**Dataset items**

-- Begin --

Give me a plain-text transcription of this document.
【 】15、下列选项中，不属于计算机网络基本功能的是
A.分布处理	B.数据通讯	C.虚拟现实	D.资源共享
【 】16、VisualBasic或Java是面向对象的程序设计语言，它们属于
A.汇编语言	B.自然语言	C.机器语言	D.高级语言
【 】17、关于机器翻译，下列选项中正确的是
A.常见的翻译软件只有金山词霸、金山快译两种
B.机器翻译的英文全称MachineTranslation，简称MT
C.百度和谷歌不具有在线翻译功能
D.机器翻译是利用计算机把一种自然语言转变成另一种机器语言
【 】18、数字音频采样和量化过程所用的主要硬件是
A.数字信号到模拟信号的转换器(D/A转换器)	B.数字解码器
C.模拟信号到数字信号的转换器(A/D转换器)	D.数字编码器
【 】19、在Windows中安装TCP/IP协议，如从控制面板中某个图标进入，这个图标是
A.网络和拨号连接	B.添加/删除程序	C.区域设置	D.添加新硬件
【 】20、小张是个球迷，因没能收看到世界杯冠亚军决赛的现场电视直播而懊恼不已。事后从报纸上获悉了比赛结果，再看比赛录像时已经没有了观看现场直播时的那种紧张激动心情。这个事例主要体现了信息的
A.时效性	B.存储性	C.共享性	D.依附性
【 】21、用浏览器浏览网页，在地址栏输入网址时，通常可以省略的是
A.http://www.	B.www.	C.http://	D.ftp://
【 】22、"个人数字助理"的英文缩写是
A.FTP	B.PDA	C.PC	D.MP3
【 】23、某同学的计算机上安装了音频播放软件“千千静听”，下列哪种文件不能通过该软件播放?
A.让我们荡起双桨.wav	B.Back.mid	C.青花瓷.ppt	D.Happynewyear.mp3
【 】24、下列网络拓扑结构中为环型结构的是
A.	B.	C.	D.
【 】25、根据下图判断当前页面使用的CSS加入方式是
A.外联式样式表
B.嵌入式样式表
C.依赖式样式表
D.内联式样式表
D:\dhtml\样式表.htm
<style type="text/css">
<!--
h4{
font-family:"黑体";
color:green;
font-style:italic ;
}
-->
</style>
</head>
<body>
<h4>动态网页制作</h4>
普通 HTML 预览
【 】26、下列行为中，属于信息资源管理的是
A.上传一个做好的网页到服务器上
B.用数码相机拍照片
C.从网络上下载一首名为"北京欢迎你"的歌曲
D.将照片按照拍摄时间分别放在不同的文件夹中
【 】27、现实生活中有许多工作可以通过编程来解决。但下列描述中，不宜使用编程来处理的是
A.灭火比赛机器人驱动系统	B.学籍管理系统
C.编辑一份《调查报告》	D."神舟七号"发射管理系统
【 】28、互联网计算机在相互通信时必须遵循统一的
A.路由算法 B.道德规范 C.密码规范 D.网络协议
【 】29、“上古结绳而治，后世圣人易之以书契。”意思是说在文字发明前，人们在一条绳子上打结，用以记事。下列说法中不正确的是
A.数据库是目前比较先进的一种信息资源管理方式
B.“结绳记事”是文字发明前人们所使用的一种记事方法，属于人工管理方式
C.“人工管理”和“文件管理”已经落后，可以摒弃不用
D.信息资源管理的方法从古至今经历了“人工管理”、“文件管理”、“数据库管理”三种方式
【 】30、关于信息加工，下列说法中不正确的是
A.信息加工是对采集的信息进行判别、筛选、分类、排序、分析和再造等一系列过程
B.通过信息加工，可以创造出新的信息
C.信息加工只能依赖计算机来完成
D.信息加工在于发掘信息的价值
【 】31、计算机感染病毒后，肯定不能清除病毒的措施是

-- End --

**Exercise instructions**
Extract all of the data shown above and repeat it verbatim.

**Finished task**
Give me a plain-text transcription of this document.
【 】15、下列选项中，不属于计算机网络基本功能的是
A.分布处理	B.数据通讯	C.虚拟现实	D.资源共享
【 】16、VisualBasic或Java是面向对象的程序设计语言，它们属于
A.汇编语言	B.自然语言	C.机器语言	D.高级语言
【 】17、关于机器翻译，下列选项中正确的是
A.常见的翻译软件只有金山词霸、金山快译两种
B.机器翻译的英文全称MachineTranslation，简称MT
C.百度和谷歌不具有在线翻译功能
D.机器翻译是利用计算机把一种自然语言转变成另一种机器语言
【 】18、数字音频采样和量化过程所用的主要硬件是
A.数字信号到模拟信号的转换器(D/A转换器)	B.数字解码器
C.模拟信号到数字信号的转换器(A/D转换器)	D.数字编码器
【 】19、在Windows中安装TCP/IP协议，如从控制面板中某个图标进入，这个图标是
A.网络和拨号连接	B.添加/删除程序	C.区域设置	D.添加新硬件
【 】20、小张是个球迷，因没能收看到世界杯冠亚军决赛的现场电视直播而懊恼不已。事后从报纸上获悉了比赛结果，再看比赛录像时已经没有了观看现场直播时的那种紧张激动心情。这个事例主要体现了信息的
A.时效性	B.存储性	C.共享性	D.依附性
【 】21、用浏览器浏览网页，在地址栏输入网址时，通常可以省略的是
A.http://www.	B.www.	C.http://	D.ftp://
【 】22、"个人数字助理"的英文缩写是
A.FTP	B.PDA	C.PC	D.MP3
【 】23、某同学的计算机上安装了音频播放软件“千千静听”，下列哪种文件不能通过该软件播放?
A.让我们荡起双桨.wav	B.Back.mid	C.青花瓷.ppt	D.Happynewyear.mp3
【 】24、下列网络拓扑结构中为环型结构的是
A.	B.	C.	D.
【 】25、根据下图判断当前页面使用的CSS加入方式是
A.外联式样式表
B.嵌入式样式表
C.依赖式样式表
D.内联式样式表
D:\dhtml\样式表.htm
<style type="text/css">
<!--
h4{
font-family:"黑体";
color:green;
font-style:italic ;
}
-->
</style>
</head>
<body>
<h4>动态网页制作</h4>
普通 HTML 预览
【 】26、下列行为中，属于信息资源管理的是
A.上传一个做好的网页到服务器上
B.用数码相机拍照片
C.从网络上下载一首名为"北京欢迎你"的歌曲
D.将照片按照拍摄时间分别放在不同的文件夹中
【 】27、现实生活中有许多工作可以通过编程来解决。但下列描述中，不宜使用编程来处理的是
A.灭火比赛机器人驱动系统	B.学籍管理系统
C.编辑一份《调查报告》	D."神舟七号"发射管理系统
【 】28、互联网计算机在相互通信时必须遵循统一的
A.路由算法 B.道德规范 C.密码规范 D.网络协议
【 】29、“上古结绳而治，后世圣人易之以书契。”意思是说在文字发明前，人们在一条绳子上打结，用以记事。下列说法中不正确的是
A.数据库是目前比较先进的一种信息资源管理方式
B.“结绳记事”是文字发明前人们所使用的一种记事方法，属于人工管理方式
C.“人工管理”和“文件管理”已经落后，可以摒弃不用
D.信息资源管理的方法从古至今经历了“人工管理”、“文件管理”、“数据库管理”三种方式
【 】30、关于信息加工，下列说法中不正确的是
A.信息加工是对采集的信息进行判别、筛选、分类、排序、分析和再造等一系列过程
B.通过信息加工，可以创造出新的信息
C.信息加工只能依赖计算机来完成
D.信息加工在于发掘信息的价值
【 】31、计算机感染病毒后，肯定不能清除病毒的措施是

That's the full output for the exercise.